§ **Required work**
Which lines contain the word "color"? Return each of them as written.

☆ ☆ ☆

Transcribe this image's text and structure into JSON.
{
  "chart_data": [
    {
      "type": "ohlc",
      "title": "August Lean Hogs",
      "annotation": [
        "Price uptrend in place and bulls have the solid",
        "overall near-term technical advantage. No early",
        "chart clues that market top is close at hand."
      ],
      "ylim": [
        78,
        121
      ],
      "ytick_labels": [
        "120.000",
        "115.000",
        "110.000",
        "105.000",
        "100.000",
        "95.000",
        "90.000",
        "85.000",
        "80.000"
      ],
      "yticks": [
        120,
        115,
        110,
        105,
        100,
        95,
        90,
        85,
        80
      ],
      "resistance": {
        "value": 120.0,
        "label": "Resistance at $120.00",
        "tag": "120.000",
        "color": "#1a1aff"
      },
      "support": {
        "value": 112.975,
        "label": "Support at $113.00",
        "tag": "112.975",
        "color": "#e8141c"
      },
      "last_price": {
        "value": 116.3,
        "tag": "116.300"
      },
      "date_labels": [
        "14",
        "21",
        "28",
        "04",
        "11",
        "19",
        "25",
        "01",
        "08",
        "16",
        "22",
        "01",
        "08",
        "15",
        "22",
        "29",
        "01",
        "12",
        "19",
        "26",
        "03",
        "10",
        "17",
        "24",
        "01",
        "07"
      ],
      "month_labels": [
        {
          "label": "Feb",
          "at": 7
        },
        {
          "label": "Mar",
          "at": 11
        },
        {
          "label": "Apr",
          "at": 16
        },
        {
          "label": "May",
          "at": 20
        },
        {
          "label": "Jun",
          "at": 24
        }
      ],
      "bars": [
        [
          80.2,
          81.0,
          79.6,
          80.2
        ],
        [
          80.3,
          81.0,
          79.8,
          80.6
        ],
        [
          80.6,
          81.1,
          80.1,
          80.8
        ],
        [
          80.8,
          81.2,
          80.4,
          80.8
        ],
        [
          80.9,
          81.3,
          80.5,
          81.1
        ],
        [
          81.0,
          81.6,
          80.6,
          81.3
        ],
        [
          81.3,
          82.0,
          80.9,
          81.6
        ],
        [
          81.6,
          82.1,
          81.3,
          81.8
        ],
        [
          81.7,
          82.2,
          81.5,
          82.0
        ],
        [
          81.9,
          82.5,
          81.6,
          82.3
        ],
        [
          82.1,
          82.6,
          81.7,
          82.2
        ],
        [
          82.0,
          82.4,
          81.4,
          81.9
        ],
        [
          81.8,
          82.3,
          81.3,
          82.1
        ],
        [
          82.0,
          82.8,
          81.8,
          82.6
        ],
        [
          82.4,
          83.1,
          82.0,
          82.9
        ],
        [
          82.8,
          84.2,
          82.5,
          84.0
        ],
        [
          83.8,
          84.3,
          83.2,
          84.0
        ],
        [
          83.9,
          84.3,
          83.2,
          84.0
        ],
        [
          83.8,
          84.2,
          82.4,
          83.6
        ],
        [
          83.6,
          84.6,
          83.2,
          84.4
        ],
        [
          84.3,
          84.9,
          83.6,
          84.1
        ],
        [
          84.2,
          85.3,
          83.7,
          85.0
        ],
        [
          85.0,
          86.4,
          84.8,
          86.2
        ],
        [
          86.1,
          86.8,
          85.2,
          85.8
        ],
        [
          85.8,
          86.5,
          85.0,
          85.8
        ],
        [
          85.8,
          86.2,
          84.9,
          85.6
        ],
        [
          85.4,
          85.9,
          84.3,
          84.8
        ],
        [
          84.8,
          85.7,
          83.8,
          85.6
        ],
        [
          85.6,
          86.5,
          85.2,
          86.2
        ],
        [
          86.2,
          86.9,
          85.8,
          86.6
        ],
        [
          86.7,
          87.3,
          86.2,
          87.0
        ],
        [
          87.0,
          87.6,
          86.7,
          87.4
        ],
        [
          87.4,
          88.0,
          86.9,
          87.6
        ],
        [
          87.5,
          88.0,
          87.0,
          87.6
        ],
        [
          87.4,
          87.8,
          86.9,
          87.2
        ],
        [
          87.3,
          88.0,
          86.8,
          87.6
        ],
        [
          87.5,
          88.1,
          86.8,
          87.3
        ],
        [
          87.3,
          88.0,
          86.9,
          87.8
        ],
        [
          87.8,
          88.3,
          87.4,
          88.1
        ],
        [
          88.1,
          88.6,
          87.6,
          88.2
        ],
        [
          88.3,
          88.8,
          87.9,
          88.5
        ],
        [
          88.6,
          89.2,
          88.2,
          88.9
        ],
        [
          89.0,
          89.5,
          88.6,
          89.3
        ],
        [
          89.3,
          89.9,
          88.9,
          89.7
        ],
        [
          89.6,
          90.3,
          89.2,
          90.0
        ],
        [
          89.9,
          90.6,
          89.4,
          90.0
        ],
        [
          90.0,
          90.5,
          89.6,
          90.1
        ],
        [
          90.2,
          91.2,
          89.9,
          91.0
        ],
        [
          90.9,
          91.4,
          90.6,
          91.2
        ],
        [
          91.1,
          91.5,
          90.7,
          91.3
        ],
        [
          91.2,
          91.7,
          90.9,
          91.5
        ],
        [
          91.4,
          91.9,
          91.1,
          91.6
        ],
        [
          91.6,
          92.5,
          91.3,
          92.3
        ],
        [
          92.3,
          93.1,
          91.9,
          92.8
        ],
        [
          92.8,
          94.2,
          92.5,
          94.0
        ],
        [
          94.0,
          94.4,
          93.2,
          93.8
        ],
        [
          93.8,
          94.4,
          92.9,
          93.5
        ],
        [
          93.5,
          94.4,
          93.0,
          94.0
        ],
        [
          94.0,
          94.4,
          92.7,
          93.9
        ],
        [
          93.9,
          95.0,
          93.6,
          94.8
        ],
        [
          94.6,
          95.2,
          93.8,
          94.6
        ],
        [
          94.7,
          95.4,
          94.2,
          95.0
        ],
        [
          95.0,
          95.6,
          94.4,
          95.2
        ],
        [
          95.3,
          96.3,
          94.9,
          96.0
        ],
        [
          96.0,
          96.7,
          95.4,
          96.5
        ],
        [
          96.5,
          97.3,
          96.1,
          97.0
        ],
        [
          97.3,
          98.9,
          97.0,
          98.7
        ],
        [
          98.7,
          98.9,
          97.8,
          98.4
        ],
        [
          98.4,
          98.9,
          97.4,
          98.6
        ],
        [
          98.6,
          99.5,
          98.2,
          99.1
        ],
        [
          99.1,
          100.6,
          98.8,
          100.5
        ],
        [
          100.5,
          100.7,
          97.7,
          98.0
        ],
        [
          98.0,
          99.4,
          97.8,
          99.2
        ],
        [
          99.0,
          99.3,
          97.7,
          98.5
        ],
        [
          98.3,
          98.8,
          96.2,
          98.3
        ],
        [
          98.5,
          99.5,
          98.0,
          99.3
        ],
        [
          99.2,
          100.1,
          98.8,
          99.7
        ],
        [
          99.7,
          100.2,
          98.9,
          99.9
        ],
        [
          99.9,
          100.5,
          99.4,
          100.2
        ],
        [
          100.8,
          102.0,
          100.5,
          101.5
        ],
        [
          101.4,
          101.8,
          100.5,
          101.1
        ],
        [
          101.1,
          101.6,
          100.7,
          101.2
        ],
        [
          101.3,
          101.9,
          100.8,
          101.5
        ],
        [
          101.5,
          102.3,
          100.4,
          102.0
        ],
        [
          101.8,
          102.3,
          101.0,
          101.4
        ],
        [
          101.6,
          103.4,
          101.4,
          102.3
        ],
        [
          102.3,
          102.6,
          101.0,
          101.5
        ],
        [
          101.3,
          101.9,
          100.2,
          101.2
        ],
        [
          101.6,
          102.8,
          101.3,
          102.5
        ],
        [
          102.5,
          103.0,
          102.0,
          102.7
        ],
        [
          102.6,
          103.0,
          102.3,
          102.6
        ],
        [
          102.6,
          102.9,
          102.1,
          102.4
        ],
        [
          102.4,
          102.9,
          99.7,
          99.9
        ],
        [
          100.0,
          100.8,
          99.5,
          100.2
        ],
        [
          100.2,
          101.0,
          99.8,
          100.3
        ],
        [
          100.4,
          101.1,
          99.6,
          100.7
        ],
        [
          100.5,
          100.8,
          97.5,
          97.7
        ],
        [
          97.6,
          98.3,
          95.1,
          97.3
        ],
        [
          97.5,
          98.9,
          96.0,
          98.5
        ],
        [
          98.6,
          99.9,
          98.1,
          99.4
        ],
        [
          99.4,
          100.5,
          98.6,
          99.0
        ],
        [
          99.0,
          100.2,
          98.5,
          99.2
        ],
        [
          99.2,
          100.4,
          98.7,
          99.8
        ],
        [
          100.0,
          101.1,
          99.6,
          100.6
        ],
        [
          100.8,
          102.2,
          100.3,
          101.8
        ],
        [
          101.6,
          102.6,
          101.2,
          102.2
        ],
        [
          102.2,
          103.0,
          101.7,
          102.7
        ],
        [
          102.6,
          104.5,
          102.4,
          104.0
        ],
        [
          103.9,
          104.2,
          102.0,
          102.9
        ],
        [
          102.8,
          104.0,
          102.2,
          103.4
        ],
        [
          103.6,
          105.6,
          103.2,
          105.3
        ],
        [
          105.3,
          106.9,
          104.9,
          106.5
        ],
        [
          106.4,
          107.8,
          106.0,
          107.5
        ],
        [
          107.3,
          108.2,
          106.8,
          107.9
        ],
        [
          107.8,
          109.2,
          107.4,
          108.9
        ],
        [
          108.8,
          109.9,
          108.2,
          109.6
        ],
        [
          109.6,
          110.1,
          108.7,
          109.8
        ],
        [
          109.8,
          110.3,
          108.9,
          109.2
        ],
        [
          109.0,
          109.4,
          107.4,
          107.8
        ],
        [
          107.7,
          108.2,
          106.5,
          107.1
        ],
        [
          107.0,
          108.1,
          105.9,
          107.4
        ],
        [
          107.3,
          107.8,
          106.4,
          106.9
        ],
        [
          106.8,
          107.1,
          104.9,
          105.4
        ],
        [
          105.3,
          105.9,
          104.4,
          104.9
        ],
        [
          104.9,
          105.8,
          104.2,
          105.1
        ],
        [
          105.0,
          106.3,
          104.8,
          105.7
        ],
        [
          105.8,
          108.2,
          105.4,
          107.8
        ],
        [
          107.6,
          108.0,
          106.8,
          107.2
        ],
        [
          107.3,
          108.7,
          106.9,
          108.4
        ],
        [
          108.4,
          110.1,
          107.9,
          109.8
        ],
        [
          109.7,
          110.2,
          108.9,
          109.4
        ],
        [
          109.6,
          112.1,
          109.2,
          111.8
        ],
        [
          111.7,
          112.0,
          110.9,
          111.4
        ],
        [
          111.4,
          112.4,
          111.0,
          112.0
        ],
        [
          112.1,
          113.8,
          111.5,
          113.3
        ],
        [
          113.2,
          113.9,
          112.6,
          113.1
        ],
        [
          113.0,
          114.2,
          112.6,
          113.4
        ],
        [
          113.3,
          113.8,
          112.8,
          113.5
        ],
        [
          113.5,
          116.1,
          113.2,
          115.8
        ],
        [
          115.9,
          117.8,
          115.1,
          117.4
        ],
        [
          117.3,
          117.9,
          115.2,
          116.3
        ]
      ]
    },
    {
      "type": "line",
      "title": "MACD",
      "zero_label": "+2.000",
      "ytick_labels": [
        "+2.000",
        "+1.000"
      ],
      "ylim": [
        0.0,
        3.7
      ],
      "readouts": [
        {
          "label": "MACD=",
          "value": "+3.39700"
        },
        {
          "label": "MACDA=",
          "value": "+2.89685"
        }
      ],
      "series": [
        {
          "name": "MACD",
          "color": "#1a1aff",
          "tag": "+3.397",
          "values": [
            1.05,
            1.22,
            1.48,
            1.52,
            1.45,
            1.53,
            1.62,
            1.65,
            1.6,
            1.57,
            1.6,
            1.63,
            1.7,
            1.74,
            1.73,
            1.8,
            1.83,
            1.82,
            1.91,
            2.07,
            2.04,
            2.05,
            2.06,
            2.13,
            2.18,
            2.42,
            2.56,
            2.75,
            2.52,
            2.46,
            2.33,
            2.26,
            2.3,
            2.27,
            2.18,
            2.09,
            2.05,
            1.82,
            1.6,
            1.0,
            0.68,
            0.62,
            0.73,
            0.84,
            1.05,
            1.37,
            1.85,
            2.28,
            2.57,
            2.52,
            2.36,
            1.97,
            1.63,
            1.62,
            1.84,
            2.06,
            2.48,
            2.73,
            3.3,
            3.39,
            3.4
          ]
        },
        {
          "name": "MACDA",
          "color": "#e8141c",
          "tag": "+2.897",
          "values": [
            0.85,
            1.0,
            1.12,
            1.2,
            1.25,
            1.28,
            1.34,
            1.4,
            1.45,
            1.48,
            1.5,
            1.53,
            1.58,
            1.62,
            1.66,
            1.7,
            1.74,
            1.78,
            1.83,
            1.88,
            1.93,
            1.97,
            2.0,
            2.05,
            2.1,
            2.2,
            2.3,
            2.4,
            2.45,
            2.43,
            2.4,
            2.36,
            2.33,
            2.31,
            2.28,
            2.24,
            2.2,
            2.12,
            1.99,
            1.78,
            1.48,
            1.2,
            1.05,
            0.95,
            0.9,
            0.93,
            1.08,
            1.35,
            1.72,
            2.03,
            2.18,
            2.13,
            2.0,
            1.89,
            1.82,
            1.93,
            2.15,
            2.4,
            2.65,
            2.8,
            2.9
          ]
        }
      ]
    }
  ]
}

☆ ☆ ☆

§ **Response**
        "color": "#1a1aff"
        "color": "#e8141c"
          "color": "#1a1aff",
          "color": "#e8141c",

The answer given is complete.